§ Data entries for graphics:
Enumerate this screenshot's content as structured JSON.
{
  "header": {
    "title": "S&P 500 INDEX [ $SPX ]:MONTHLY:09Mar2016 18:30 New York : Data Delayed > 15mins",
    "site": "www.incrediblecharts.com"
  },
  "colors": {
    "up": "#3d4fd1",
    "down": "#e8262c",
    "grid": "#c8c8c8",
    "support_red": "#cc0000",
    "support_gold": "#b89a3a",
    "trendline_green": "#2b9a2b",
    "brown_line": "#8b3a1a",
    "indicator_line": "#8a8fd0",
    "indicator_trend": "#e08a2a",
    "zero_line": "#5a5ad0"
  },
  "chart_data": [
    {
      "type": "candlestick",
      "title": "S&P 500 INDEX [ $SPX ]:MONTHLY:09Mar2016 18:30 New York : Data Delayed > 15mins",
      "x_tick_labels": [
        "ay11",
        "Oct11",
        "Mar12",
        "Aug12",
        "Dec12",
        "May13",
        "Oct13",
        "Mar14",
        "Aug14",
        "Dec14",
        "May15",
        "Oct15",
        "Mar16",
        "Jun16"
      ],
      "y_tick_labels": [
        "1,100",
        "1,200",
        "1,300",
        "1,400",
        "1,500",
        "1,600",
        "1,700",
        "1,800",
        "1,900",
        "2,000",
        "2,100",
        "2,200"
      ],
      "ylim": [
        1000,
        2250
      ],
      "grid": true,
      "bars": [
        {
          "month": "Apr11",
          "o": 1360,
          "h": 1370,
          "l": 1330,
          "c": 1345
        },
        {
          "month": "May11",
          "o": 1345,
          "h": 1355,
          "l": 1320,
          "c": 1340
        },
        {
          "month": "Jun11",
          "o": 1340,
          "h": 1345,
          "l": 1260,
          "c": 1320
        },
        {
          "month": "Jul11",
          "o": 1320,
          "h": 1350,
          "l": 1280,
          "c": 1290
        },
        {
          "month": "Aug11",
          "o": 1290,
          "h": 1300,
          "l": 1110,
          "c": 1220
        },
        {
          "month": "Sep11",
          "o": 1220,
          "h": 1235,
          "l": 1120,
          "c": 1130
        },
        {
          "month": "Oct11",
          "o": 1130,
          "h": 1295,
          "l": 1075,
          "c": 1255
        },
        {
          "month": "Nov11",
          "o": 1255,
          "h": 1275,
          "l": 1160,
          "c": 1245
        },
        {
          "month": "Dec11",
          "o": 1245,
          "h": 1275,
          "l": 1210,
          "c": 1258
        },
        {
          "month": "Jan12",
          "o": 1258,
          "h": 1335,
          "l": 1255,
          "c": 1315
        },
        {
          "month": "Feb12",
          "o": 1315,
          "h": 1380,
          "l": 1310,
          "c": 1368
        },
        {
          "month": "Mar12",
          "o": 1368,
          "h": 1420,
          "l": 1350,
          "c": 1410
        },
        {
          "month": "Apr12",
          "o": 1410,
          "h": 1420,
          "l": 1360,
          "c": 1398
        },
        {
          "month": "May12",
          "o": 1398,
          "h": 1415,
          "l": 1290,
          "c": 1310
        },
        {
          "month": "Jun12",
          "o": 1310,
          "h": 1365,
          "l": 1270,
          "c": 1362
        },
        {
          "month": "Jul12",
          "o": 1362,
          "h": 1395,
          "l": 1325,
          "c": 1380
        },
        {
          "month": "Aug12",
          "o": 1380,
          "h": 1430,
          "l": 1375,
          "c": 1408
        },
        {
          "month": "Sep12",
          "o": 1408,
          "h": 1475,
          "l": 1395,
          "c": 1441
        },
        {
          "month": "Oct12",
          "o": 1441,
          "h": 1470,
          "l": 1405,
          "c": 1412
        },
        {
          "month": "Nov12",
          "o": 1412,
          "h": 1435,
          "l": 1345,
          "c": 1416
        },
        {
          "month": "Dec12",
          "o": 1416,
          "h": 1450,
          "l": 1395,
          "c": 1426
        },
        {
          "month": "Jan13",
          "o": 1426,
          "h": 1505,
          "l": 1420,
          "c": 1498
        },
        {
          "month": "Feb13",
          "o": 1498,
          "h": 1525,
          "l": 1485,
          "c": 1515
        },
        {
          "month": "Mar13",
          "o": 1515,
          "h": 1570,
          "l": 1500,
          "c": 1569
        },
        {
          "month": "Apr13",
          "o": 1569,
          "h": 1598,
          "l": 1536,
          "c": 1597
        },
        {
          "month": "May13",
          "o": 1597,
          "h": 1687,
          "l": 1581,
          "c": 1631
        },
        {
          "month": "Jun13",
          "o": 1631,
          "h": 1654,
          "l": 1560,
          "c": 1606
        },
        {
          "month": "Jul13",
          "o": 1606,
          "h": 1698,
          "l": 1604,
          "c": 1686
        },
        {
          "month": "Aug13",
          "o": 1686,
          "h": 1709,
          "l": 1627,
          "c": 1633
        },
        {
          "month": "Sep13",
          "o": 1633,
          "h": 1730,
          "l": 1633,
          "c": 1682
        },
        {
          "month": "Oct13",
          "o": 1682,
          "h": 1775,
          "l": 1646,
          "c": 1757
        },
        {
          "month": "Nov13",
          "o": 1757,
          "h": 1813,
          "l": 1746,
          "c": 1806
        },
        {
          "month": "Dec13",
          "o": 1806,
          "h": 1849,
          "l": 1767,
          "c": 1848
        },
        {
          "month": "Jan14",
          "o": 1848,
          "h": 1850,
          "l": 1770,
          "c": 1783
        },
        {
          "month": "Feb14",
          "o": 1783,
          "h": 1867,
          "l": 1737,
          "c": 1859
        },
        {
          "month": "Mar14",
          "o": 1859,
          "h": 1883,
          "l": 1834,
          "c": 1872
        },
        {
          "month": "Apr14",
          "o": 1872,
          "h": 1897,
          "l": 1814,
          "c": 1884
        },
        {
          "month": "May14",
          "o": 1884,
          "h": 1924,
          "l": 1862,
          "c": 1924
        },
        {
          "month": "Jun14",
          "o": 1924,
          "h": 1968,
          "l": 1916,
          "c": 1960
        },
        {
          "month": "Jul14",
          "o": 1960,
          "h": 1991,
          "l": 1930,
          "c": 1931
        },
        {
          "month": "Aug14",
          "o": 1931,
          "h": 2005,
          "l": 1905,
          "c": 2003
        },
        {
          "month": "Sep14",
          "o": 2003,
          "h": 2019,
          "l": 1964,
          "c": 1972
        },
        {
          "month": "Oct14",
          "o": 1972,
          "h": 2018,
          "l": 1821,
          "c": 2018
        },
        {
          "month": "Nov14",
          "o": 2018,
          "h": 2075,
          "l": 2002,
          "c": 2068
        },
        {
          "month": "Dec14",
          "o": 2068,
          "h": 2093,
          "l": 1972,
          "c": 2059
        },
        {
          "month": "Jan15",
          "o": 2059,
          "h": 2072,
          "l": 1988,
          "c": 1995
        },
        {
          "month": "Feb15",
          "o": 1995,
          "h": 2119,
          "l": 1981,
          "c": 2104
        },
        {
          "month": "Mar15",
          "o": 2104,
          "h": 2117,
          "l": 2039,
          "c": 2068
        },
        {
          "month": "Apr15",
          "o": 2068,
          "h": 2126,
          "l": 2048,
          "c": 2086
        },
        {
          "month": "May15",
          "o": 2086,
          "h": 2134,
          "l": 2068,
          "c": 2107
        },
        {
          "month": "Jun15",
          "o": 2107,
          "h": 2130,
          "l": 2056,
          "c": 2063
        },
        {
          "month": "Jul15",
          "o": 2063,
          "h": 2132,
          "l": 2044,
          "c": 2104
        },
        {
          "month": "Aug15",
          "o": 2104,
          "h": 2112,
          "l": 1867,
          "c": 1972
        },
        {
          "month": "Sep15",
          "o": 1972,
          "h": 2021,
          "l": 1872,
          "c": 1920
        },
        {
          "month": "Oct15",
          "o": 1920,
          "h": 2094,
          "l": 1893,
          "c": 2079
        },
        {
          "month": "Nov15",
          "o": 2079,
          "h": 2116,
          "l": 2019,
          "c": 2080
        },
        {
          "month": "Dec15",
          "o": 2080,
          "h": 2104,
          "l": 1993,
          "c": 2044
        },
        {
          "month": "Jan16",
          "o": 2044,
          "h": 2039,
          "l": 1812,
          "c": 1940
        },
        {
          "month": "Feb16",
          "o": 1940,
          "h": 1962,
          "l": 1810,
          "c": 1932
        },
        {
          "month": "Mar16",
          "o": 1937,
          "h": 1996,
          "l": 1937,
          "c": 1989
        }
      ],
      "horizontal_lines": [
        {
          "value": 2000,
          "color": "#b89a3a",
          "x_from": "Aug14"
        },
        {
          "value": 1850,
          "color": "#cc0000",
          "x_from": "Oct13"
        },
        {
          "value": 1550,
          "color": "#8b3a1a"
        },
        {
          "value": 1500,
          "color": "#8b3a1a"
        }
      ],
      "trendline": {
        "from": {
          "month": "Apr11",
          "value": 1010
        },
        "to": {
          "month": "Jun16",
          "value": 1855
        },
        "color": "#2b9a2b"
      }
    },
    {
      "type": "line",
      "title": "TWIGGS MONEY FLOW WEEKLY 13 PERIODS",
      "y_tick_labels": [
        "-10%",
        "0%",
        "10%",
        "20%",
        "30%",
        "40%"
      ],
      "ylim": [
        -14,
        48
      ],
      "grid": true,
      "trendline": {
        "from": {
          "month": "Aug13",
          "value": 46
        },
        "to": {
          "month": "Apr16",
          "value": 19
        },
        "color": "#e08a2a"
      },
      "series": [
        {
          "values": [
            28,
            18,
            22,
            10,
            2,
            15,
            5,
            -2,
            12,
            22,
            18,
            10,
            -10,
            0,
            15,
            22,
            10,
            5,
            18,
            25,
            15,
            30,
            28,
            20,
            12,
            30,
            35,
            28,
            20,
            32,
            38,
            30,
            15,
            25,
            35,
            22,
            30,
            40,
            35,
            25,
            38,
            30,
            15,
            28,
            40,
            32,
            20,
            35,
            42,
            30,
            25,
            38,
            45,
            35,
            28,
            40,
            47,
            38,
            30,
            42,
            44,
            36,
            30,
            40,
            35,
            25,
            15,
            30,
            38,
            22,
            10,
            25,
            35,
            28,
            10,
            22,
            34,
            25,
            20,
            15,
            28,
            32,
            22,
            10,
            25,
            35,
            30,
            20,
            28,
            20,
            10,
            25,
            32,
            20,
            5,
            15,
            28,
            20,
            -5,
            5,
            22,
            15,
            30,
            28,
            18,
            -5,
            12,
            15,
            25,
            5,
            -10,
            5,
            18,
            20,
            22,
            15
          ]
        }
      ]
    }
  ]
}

§ THE TASK:
Extract from the material all lines containing the string "MONTHLY".

§ FINISHED TASK:
    "title": "S&P 500 INDEX [ $SPX ]:MONTHLY:09Mar2016 18:30 New York : Data Delayed > 15mins",
      "title": "S&P 500 INDEX [ $SPX ]:MONTHLY:09Mar2016 18:30 New York : Data Delayed > 15mins",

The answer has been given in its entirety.